▶ [Given request]: Every record below should be printed exactly as given.

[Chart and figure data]
——

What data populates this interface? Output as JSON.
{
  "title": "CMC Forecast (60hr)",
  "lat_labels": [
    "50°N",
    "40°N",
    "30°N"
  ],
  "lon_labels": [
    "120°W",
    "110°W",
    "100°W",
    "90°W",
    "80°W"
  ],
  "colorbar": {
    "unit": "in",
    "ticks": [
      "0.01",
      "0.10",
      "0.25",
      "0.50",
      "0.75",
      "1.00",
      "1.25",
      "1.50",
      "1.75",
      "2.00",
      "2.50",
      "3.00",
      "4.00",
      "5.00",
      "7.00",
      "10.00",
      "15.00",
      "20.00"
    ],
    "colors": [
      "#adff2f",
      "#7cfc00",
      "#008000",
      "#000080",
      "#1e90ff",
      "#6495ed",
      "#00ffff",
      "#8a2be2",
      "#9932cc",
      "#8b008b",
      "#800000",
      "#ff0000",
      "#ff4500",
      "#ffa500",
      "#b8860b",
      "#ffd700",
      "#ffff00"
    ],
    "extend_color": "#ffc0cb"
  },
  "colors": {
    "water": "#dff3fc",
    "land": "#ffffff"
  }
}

——

▶ [Exercise response]:
What data populates this interface? Output as JSON.
{
  "title": "CMC Forecast (60hr)",
  "lat_labels": [
    "50°N",
    "40°N",
    "30°N"
  ],
  "lon_labels": [
    "120°W",
    "110°W",
    "100°W",
    "90°W",
    "80°W"
  ],
  "colorbar": {
    "unit": "in",
    "ticks": [
      "0.01",
      "0.10",
      "0.25",
      "0.50",
      "0.75",
      "1.00",
      "1.25",
      "1.50",
      "1.75",
      "2.00",
      "2.50",
      "3.00",
      "4.00",
      "5.00",
      "7.00",
      "10.00",
      "15.00",
      "20.00"
    ],
    "colors": [
      "#adff2f",
      "#7cfc00",
      "#008000",
      "#000080",
      "#1e90ff",
      "#6495ed",
      "#00ffff",
      "#8a2be2",
      "#9932cc",
      "#8b008b",
      "#800000",
      "#ff0000",
      "#ff4500",
      "#ffa500",
      "#b8860b",
      "#ffd700",
      "#ffff00"
    ],
    "extend_color": "#ffc0cb"
  },
  "colors": {
    "water": "#dff3fc",
    "land": "#ffffff"
  }
}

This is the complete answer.